Every line must be returned precisely as it is written.

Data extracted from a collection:
◆ ◆ ◆ ◆
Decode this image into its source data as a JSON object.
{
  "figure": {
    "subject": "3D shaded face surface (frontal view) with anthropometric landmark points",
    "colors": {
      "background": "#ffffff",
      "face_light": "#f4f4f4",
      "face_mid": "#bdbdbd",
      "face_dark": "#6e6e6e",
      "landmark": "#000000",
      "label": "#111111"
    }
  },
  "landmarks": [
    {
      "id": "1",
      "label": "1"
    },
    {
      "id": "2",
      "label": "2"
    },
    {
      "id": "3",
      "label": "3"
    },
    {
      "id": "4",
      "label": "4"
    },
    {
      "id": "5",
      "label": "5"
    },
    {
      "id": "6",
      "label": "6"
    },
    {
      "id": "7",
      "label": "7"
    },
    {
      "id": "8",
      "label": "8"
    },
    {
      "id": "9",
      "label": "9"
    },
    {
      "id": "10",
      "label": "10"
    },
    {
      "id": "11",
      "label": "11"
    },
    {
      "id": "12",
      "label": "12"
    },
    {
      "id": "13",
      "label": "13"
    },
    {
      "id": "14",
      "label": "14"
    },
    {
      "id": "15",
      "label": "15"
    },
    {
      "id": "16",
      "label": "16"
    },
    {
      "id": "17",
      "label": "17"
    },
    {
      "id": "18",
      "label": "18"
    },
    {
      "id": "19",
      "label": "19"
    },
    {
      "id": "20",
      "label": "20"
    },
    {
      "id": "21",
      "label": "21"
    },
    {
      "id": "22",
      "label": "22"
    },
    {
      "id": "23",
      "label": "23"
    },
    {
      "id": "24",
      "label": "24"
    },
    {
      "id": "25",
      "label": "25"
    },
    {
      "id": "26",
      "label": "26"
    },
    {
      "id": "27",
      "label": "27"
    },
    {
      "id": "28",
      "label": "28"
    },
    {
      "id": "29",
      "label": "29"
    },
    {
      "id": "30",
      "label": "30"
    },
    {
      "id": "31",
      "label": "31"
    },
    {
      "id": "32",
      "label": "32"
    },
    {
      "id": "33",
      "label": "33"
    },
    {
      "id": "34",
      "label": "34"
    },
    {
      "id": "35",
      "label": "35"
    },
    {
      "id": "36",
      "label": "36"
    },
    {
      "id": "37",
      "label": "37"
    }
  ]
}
◆ ◆ ◆ ◆
Answer to the exercise:
Decode this image into its source data as a JSON object.
{
  "figure": {
    "subject": "3D shaded face surface (frontal view) with anthropometric landmark points",
    "colors": {
      "background": "#ffffff",
      "face_light": "#f4f4f4",
      "face_mid": "#bdbdbd",
      "face_dark": "#6e6e6e",
      "landmark": "#000000",
      "label": "#111111"
    }
  },
  "landmarks": [
    {
      "id": "1",
      "label": "1"
    },
    {
      "id": "2",
      "label": "2"
    },
    {
      "id": "3",
      "label": "3"
    },
    {
      "id": "4",
      "label": "4"
    },
    {
      "id": "5",
      "label": "5"
    },
    {
      "id": "6",
      "label": "6"
    },
    {
      "id": "7",
      "label": "7"
    },
    {
      "id": "8",
      "label": "8"
    },
    {
      "id": "9",
      "label": "9"
    },
    {
      "id": "10",
      "label": "10"
    },
    {
      "id": "11",
      "label": "11"
    },
    {
      "id": "12",
      "label": "12"
    },
    {
      "id": "13",
      "label": "13"
    },
    {
      "id": "14",
      "label": "14"
    },
    {
      "id": "15",
      "label": "15"
    },
    {
      "id": "16",
      "label": "16"
    },
    {
      "id": "17",
      "label": "17"
    },
    {
      "id": "18",
      "label": "18"
    },
    {
      "id": "19",
      "label": "19"
    },
    {
      "id": "20",
      "label": "20"
    },
    {
      "id": "21",
      "label": "21"
    },
    {
      "id": "22",
      "label": "22"
    },
    {
      "id": "23",
      "label": "23"
    },
    {
      "id": "24",
      "label": "24"
    },
    {
      "id": "25",
      "label": "25"
    },
    {
      "id": "26",
      "label": "26"
    },
    {
      "id": "27",
      "label": "27"
    },
    {
      "id": "28",
      "label": "28"
    },
    {
      "id": "29",
      "label": "29"
    },
    {
      "id": "30",
      "label": "30"
    },
    {
      "id": "31",
      "label": "31"
    },
    {
      "id": "32",
      "label": "32"
    },
    {
      "id": "33",
      "label": "33"
    },
    {
      "id": "34",
      "label": "34"
    },
    {
      "id": "35",
      "label": "35"
    },
    {
      "id": "36",
      "label": "36"
    },
    {
      "id": "37",
      "label": "37"
    }
  ]
}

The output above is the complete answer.